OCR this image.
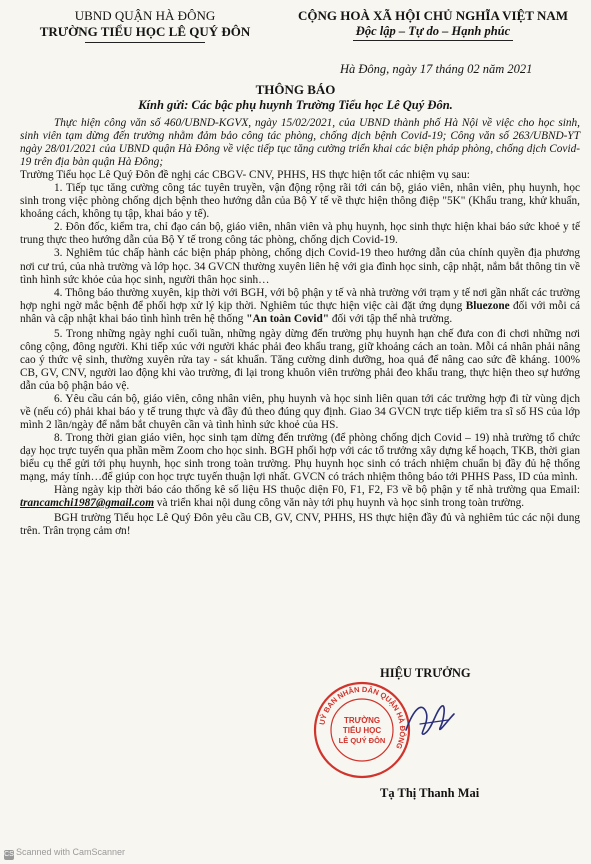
UBND QUẬN HÀ ĐÔNG
TRƯỜNG TIỂU HỌC LÊ QUÝ ĐÔN
CỘNG HOÀ XÃ HỘI CHỦ NGHĨA VIỆT NAM
Độc lập – Tự do – Hạnh phúc
Hà Đông, ngày 17 tháng 02 năm 2021
THÔNG BÁO
Kính gửi: Các bậc phụ huynh Trường Tiểu học Lê Quý Đôn.

Thực hiện công văn số 460/UBND-KGVX, ngày 15/02/2021, của UBND thành phố Hà Nội về việc cho học sinh, sinh viên tạm dừng đến trường nhằm đảm bảo công tác phòng, chống dịch bệnh Covid-19; Công văn số 263/UBND-YT ngày 28/01/2021 của UBND quận Hà Đông về việc tiếp tục tăng cường triển khai các biện pháp phòng, chống dịch Covid-19 trên địa bàn quận Hà Đông;

Trường Tiểu học Lê Quý Đôn đề nghị các CBGV- CNV, PHHS, HS thực hiện tốt các nhiệm vụ sau:

1. Tiếp tục tăng cường công tác tuyên truyền, vận động rộng rãi tới cán bộ, giáo viên, nhân viên, phụ huynh, học sinh trong việc phòng chống dịch bệnh theo hướng dẫn của Bộ Y tế về thực hiện thông điệp "5K" (Khẩu trang, khử khuẩn, khoảng cách, không tụ tập, khai báo y tế).

2. Đôn đốc, kiểm tra, chỉ đạo cán bộ, giáo viên, nhân viên và phụ huynh, học sinh thực hiện khai báo sức khoẻ y tế trung thực theo hướng dẫn của Bộ Y tế trong công tác phòng, chống dịch Covid-19.

3. Nghiêm túc chấp hành các biện pháp phòng, chống dịch Covid-19 theo hướng dẫn của chính quyền địa phương nơi cư trú, của nhà trường và lớp học. 34 GVCN thường xuyên liên hệ với gia đình học sinh, cập nhật, nắm bắt thông tin về tình hình sức khỏe của học sinh, người thân học sinh…

4. Thông báo thường xuyên, kịp thời với BGH, với bộ phận y tế và nhà trường với trạm y tế nơi gần nhất các trường hợp nghi ngờ mắc bệnh để phối hợp xử lý kịp thời. Nghiêm túc thực hiện việc cài đặt ứng dụng Bluezone đối với mỗi cá nhân và cập nhật khai báo tình hình trên hệ thống "An toàn Covid" đối với tập thể nhà trường.

5. Trong những ngày nghỉ cuối tuần, những ngày dừng đến trường phụ huynh hạn chế đưa con đi chơi những nơi công cộng, đông người. Khi tiếp xúc với người khác phải đeo khẩu trang, giữ khoảng cách an toàn. Mỗi cá nhân phải nâng cao ý thức vệ sinh, thường xuyên rửa tay - sát khuẩn. Tăng cường dinh dưỡng, hoa quả để nâng cao sức đề kháng. 100% CB, GV, CNV, người lao động khi vào trường, đi lại trong khuôn viên trường phải đeo khẩu trang, thực hiện theo sự hướng dẫn của bộ phận bảo vệ.

6. Yêu cầu cán bộ, giáo viên, công nhân viên, phụ huynh và học sinh liên quan tới các trường hợp đi từ vùng dịch về (nếu có) phải khai báo y tế trung thực và đầy đủ theo đúng quy định. Giao 34 GVCN trực tiếp kiểm tra sĩ số HS của lớp mình 2 lần/ngày để nắm bắt chuyên cần và tình hình sức khoẻ của HS.

8. Trong thời gian giáo viên, học sinh tạm dừng đến trường (để phòng chống dịch Covid – 19) nhà trường tổ chức dạy học trực tuyến qua phần mềm Zoom cho học sinh. BGH phối hợp với các tổ trưởng xây dựng kế hoạch, TKB, thời gian biểu cụ thể gửi tới phụ huynh, học sinh trong toàn trường. Phụ huynh học sinh có trách nhiệm chuẩn bị đầy đủ hệ thống mạng, máy tính…để giúp con học trực tuyến thuận lợi nhất. GVCN có trách nhiệm thông báo tới PHHS Pass, ID của mình.

Hàng ngày kịp thời báo cáo thống kê số liệu HS thuộc diện F0, F1, F2, F3 về bộ phận y tế nhà trường qua Email: trancamchi1987@gmail.com và triển khai nội dung công văn này tới phụ huynh và học sinh trong toàn trường.

BGH trường Tiểu học Lê Quý Đôn yêu cầu CB, GV, CNV, PHHS, HS thực hiện đầy đủ và nghiêm túc các nội dung trên. Trân trọng cảm ơn!

HIỆU TRƯỞNG
UỶ BAN NHÂN DÂN QUẬN HÀ ĐÔNG
TRƯỜNG
TIỂU HỌC
LÊ QUÝ ĐÔN
Tạ Thị Thanh Mai
CS Scanned with CamScanner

Problem statement: Transcribe the records word for word and include no pictures.

Problem solution:
OCR this image.
UBND QUẬN HÀ ĐÔNG
TRƯỜNG TIỂU HỌC LÊ QUÝ ĐÔN
CỘNG HOÀ XÃ HỘI CHỦ NGHĨA VIỆT NAM
Độc lập – Tự do – Hạnh phúc
Hà Đông, ngày 17 tháng 02 năm 2021
THÔNG BÁO
Kính gửi: Các bậc phụ huynh Trường Tiểu học Lê Quý Đôn.

Thực hiện công văn số 460/UBND-KGVX, ngày 15/02/2021, của UBND thành phố Hà Nội về việc cho học sinh, sinh viên tạm dừng đến trường nhằm đảm bảo công tác phòng, chống dịch bệnh Covid-19; Công văn số 263/UBND-YT ngày 28/01/2021 của UBND quận Hà Đông về việc tiếp tục tăng cường triển khai các biện pháp phòng, chống dịch Covid-19 trên địa bàn quận Hà Đông;

Trường Tiểu học Lê Quý Đôn đề nghị các CBGV- CNV, PHHS, HS thực hiện tốt các nhiệm vụ sau:

1. Tiếp tục tăng cường công tác tuyên truyền, vận động rộng rãi tới cán bộ, giáo viên, nhân viên, phụ huynh, học sinh trong việc phòng chống dịch bệnh theo hướng dẫn của Bộ Y tế về thực hiện thông điệp "5K" (Khẩu trang, khử khuẩn, khoảng cách, không tụ tập, khai báo y tế).

2. Đôn đốc, kiểm tra, chỉ đạo cán bộ, giáo viên, nhân viên và phụ huynh, học sinh thực hiện khai báo sức khoẻ y tế trung thực theo hướng dẫn của Bộ Y tế trong công tác phòng, chống dịch Covid-19.

3. Nghiêm túc chấp hành các biện pháp phòng, chống dịch Covid-19 theo hướng dẫn của chính quyền địa phương nơi cư trú, của nhà trường và lớp học. 34 GVCN thường xuyên liên hệ với gia đình học sinh, cập nhật, nắm bắt thông tin về tình hình sức khỏe của học sinh, người thân học sinh…

4. Thông báo thường xuyên, kịp thời với BGH, với bộ phận y tế và nhà trường với trạm y tế nơi gần nhất các trường hợp nghi ngờ mắc bệnh để phối hợp xử lý kịp thời. Nghiêm túc thực hiện việc cài đặt ứng dụng Bluezone đối với mỗi cá nhân và cập nhật khai báo tình hình trên hệ thống "An toàn Covid" đối với tập thể nhà trường.

5. Trong những ngày nghỉ cuối tuần, những ngày dừng đến trường phụ huynh hạn chế đưa con đi chơi những nơi công cộng, đông người. Khi tiếp xúc với người khác phải đeo khẩu trang, giữ khoảng cách an toàn. Mỗi cá nhân phải nâng cao ý thức vệ sinh, thường xuyên rửa tay - sát khuẩn. Tăng cường dinh dưỡng, hoa quả để nâng cao sức đề kháng. 100% CB, GV, CNV, người lao động khi vào trường, đi lại trong khuôn viên trường phải đeo khẩu trang, thực hiện theo sự hướng dẫn của bộ phận bảo vệ.

6. Yêu cầu cán bộ, giáo viên, công nhân viên, phụ huynh và học sinh liên quan tới các trường hợp đi từ vùng dịch về (nếu có) phải khai báo y tế trung thực và đầy đủ theo đúng quy định. Giao 34 GVCN trực tiếp kiểm tra sĩ số HS của lớp mình 2 lần/ngày để nắm bắt chuyên cần và tình hình sức khoẻ của HS.

8. Trong thời gian giáo viên, học sinh tạm dừng đến trường (để phòng chống dịch Covid – 19) nhà trường tổ chức dạy học trực tuyến qua phần mềm Zoom cho học sinh. BGH phối hợp với các tổ trưởng xây dựng kế hoạch, TKB, thời gian biểu cụ thể gửi tới phụ huynh, học sinh trong toàn trường. Phụ huynh học sinh có trách nhiệm chuẩn bị đầy đủ hệ thống mạng, máy tính…để giúp con học trực tuyến thuận lợi nhất. GVCN có trách nhiệm thông báo tới PHHS Pass, ID của mình.

Hàng ngày kịp thời báo cáo thống kê số liệu HS thuộc diện F0, F1, F2, F3 về bộ phận y tế nhà trường qua Email: trancamchi1987@gmail.com và triển khai nội dung công văn này tới phụ huynh và học sinh trong toàn trường.

BGH trường Tiểu học Lê Quý Đôn yêu cầu CB, GV, CNV, PHHS, HS thực hiện đầy đủ và nghiêm túc các nội dung trên. Trân trọng cảm ơn!

HIỆU TRƯỞNG
UỶ BAN NHÂN DÂN QUẬN HÀ ĐÔNG
TRƯỜNG
TIỂU HỌC
LÊ QUÝ ĐÔN
Tạ Thị Thanh Mai
CS Scanned with CamScanner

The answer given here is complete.